Exercise requirements -
Look through the listing for the word "preso". Copy each line that has it.

Supplied data -
§

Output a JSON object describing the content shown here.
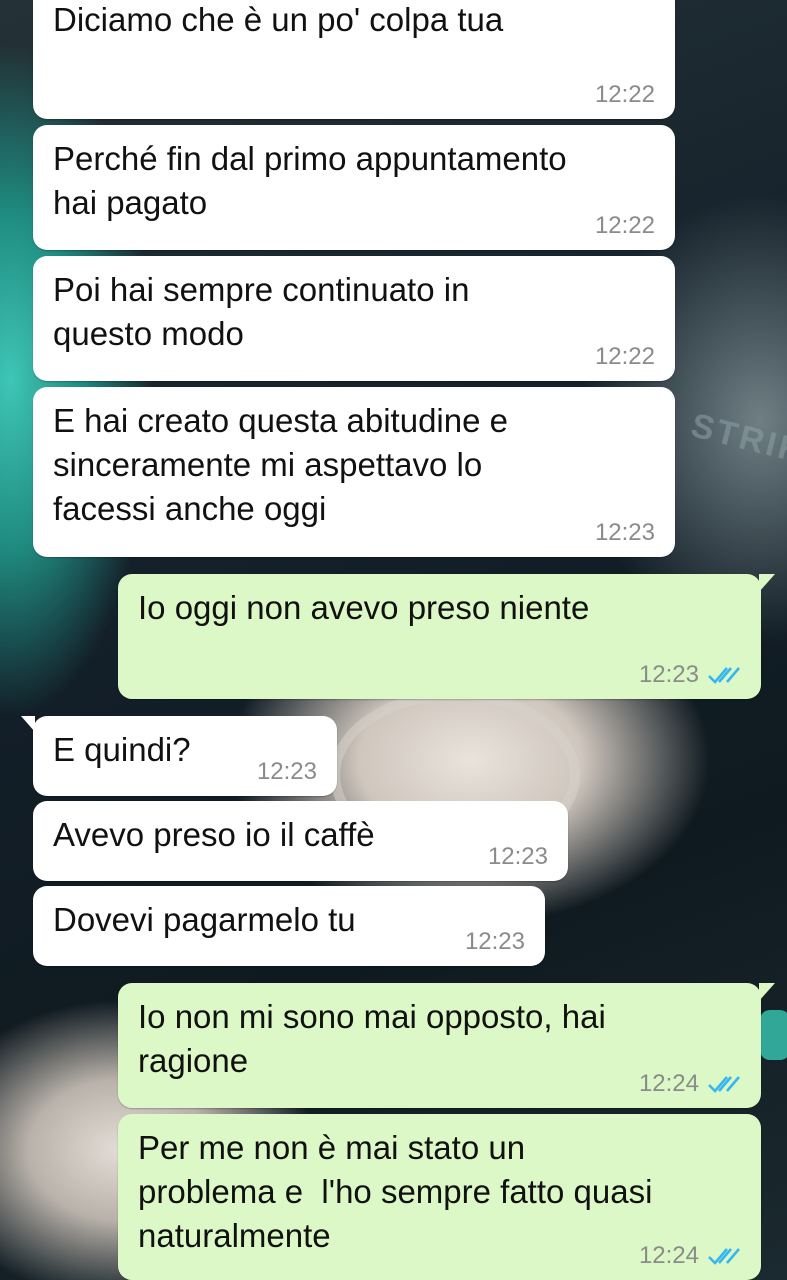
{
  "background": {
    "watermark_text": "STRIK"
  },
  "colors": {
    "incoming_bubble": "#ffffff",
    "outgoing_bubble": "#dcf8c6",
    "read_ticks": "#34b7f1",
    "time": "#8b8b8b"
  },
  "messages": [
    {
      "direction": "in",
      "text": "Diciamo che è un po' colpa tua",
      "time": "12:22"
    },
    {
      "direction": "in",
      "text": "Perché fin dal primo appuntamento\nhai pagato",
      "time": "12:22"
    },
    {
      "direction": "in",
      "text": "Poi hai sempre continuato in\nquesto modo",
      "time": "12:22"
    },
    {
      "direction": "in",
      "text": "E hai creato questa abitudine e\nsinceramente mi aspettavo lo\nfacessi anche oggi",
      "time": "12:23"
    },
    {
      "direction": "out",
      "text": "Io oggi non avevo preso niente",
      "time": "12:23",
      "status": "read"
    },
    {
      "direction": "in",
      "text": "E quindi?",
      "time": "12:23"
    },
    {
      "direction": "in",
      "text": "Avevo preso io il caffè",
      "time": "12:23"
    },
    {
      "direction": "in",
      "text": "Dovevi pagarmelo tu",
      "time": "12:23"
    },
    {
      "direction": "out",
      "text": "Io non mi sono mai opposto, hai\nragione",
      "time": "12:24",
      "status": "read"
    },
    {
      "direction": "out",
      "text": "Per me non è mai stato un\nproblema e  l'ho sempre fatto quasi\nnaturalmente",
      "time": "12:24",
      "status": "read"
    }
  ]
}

§

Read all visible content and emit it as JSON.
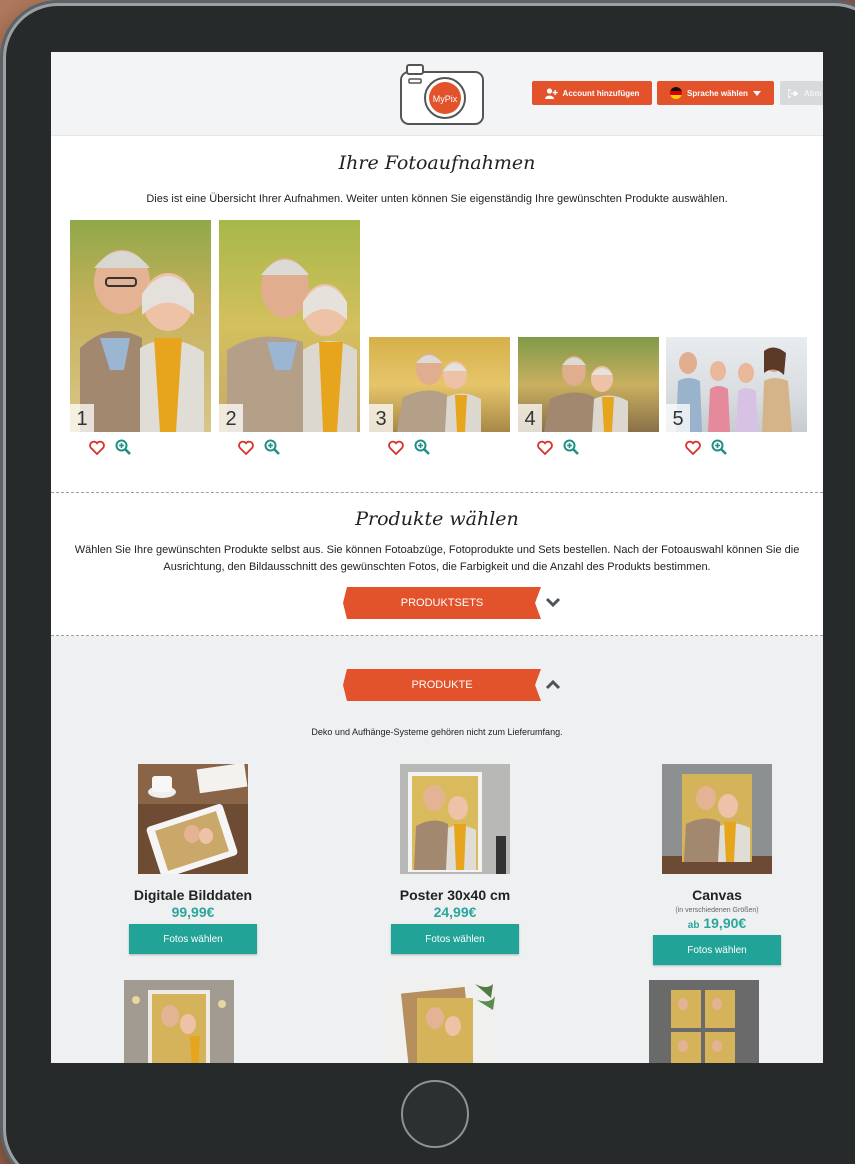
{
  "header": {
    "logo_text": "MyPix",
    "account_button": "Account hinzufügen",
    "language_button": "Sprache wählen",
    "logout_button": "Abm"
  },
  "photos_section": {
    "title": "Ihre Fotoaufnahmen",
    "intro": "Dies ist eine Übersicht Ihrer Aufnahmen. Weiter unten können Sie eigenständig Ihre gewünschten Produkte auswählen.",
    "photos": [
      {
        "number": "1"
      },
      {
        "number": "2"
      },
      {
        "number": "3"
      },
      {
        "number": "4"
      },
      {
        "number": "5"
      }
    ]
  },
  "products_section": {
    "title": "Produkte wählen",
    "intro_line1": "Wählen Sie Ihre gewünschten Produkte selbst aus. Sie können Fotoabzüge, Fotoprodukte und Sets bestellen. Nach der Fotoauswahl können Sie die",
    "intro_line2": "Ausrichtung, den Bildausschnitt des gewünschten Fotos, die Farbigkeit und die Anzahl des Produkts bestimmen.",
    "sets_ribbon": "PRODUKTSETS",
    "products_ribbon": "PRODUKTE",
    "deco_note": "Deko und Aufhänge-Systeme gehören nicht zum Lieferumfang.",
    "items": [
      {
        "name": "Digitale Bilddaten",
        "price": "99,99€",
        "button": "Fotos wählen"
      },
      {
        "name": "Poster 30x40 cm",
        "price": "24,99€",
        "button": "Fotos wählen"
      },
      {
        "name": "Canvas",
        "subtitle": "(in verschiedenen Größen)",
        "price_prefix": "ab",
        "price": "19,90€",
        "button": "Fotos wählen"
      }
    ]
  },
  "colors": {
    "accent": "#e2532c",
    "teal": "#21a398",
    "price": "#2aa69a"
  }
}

§

Solution -
      "text": "Io oggi non avevo preso niente",
      "text": "Avevo preso io il caffè",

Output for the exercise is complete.